- WORK TO COMPLETE:
Every line must be returned precisely as it is written.
----------
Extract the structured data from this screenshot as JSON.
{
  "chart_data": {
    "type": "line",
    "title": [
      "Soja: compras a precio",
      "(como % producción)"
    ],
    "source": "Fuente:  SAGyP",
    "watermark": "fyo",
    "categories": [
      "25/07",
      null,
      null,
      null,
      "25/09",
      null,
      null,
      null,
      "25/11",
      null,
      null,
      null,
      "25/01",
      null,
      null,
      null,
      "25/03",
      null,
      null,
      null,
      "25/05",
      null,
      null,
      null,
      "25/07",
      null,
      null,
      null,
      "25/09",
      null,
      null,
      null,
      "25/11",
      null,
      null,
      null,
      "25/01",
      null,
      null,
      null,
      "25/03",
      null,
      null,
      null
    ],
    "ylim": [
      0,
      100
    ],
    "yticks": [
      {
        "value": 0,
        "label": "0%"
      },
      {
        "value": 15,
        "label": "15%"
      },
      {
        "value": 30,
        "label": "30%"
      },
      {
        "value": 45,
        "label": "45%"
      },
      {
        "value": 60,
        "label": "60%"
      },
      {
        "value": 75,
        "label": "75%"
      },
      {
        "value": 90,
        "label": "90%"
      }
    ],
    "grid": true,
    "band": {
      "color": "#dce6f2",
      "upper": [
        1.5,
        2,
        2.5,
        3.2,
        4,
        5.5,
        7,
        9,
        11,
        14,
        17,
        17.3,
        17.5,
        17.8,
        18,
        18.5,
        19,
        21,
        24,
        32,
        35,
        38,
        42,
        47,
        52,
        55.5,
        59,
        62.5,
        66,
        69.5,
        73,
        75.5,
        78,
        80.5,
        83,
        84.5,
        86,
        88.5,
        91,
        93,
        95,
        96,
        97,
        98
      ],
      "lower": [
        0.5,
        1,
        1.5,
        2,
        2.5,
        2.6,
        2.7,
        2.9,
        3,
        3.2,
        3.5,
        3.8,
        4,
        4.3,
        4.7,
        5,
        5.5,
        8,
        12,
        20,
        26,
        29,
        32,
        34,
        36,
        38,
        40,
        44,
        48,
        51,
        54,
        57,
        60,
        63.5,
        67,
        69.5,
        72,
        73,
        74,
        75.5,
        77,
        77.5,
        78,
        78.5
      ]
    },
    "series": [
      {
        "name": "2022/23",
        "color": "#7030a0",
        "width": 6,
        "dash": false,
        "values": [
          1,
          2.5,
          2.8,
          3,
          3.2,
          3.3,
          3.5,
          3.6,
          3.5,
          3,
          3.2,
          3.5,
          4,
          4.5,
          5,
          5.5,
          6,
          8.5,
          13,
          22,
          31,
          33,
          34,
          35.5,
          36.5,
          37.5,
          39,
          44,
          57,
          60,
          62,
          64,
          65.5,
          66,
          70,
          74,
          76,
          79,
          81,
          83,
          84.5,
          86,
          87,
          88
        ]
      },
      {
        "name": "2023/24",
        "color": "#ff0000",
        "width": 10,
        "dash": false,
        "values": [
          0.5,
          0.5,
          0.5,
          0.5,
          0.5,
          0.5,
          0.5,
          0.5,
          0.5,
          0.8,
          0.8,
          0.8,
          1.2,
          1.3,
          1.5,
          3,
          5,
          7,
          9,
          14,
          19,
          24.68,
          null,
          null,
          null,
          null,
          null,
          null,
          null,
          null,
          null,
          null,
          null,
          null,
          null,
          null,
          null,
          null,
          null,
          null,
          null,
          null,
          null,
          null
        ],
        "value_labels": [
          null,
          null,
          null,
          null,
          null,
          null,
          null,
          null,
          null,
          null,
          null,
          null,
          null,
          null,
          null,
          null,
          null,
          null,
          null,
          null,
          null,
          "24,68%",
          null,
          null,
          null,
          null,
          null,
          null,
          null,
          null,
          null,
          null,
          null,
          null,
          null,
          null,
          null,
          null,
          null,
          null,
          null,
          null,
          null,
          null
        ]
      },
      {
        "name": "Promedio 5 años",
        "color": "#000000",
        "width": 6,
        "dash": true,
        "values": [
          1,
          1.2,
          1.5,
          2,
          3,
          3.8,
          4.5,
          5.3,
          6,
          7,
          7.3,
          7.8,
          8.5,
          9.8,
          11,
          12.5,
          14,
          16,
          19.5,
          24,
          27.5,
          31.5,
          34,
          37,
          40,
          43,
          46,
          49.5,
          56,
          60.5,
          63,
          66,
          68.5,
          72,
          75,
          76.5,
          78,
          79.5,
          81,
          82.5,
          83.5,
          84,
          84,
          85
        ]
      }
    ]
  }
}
----------
- OUTPUT FOR THIS EXERCISE:
Extract the structured data from this screenshot as JSON.
{
  "chart_data": {
    "type": "line",
    "title": [
      "Soja: compras a precio",
      "(como % producción)"
    ],
    "source": "Fuente:  SAGyP",
    "watermark": "fyo",
    "categories": [
      "25/07",
      null,
      null,
      null,
      "25/09",
      null,
      null,
      null,
      "25/11",
      null,
      null,
      null,
      "25/01",
      null,
      null,
      null,
      "25/03",
      null,
      null,
      null,
      "25/05",
      null,
      null,
      null,
      "25/07",
      null,
      null,
      null,
      "25/09",
      null,
      null,
      null,
      "25/11",
      null,
      null,
      null,
      "25/01",
      null,
      null,
      null,
      "25/03",
      null,
      null,
      null
    ],
    "ylim": [
      0,
      100
    ],
    "yticks": [
      {
        "value": 0,
        "label": "0%"
      },
      {
        "value": 15,
        "label": "15%"
      },
      {
        "value": 30,
        "label": "30%"
      },
      {
        "value": 45,
        "label": "45%"
      },
      {
        "value": 60,
        "label": "60%"
      },
      {
        "value": 75,
        "label": "75%"
      },
      {
        "value": 90,
        "label": "90%"
      }
    ],
    "grid": true,
    "band": {
      "color": "#dce6f2",
      "upper": [
        1.5,
        2,
        2.5,
        3.2,
        4,
        5.5,
        7,
        9,
        11,
        14,
        17,
        17.3,
        17.5,
        17.8,
        18,
        18.5,
        19,
        21,
        24,
        32,
        35,
        38,
        42,
        47,
        52,
        55.5,
        59,
        62.5,
        66,
        69.5,
        73,
        75.5,
        78,
        80.5,
        83,
        84.5,
        86,
        88.5,
        91,
        93,
        95,
        96,
        97,
        98
      ],
      "lower": [
        0.5,
        1,
        1.5,
        2,
        2.5,
        2.6,
        2.7,
        2.9,
        3,
        3.2,
        3.5,
        3.8,
        4,
        4.3,
        4.7,
        5,
        5.5,
        8,
        12,
        20,
        26,
        29,
        32,
        34,
        36,
        38,
        40,
        44,
        48,
        51,
        54,
        57,
        60,
        63.5,
        67,
        69.5,
        72,
        73,
        74,
        75.5,
        77,
        77.5,
        78,
        78.5
      ]
    },
    "series": [
      {
        "name": "2022/23",
        "color": "#7030a0",
        "width": 6,
        "dash": false,
        "values": [
          1,
          2.5,
          2.8,
          3,
          3.2,
          3.3,
          3.5,
          3.6,
          3.5,
          3,
          3.2,
          3.5,
          4,
          4.5,
          5,
          5.5,
          6,
          8.5,
          13,
          22,
          31,
          33,
          34,
          35.5,
          36.5,
          37.5,
          39,
          44,
          57,
          60,
          62,
          64,
          65.5,
          66,
          70,
          74,
          76,
          79,
          81,
          83,
          84.5,
          86,
          87,
          88
        ]
      },
      {
        "name": "2023/24",
        "color": "#ff0000",
        "width": 10,
        "dash": false,
        "values": [
          0.5,
          0.5,
          0.5,
          0.5,
          0.5,
          0.5,
          0.5,
          0.5,
          0.5,
          0.8,
          0.8,
          0.8,
          1.2,
          1.3,
          1.5,
          3,
          5,
          7,
          9,
          14,
          19,
          24.68,
          null,
          null,
          null,
          null,
          null,
          null,
          null,
          null,
          null,
          null,
          null,
          null,
          null,
          null,
          null,
          null,
          null,
          null,
          null,
          null,
          null,
          null
        ],
        "value_labels": [
          null,
          null,
          null,
          null,
          null,
          null,
          null,
          null,
          null,
          null,
          null,
          null,
          null,
          null,
          null,
          null,
          null,
          null,
          null,
          null,
          null,
          "24,68%",
          null,
          null,
          null,
          null,
          null,
          null,
          null,
          null,
          null,
          null,
          null,
          null,
          null,
          null,
          null,
          null,
          null,
          null,
          null,
          null,
          null,
          null
        ]
      },
      {
        "name": "Promedio 5 años",
        "color": "#000000",
        "width": 6,
        "dash": true,
        "values": [
          1,
          1.2,
          1.5,
          2,
          3,
          3.8,
          4.5,
          5.3,
          6,
          7,
          7.3,
          7.8,
          8.5,
          9.8,
          11,
          12.5,
          14,
          16,
          19.5,
          24,
          27.5,
          31.5,
          34,
          37,
          40,
          43,
          46,
          49.5,
          56,
          60.5,
          63,
          66,
          68.5,
          72,
          75,
          76.5,
          78,
          79.5,
          81,
          82.5,
          83.5,
          84,
          84,
          85
        ]
      }
    ]
  }
}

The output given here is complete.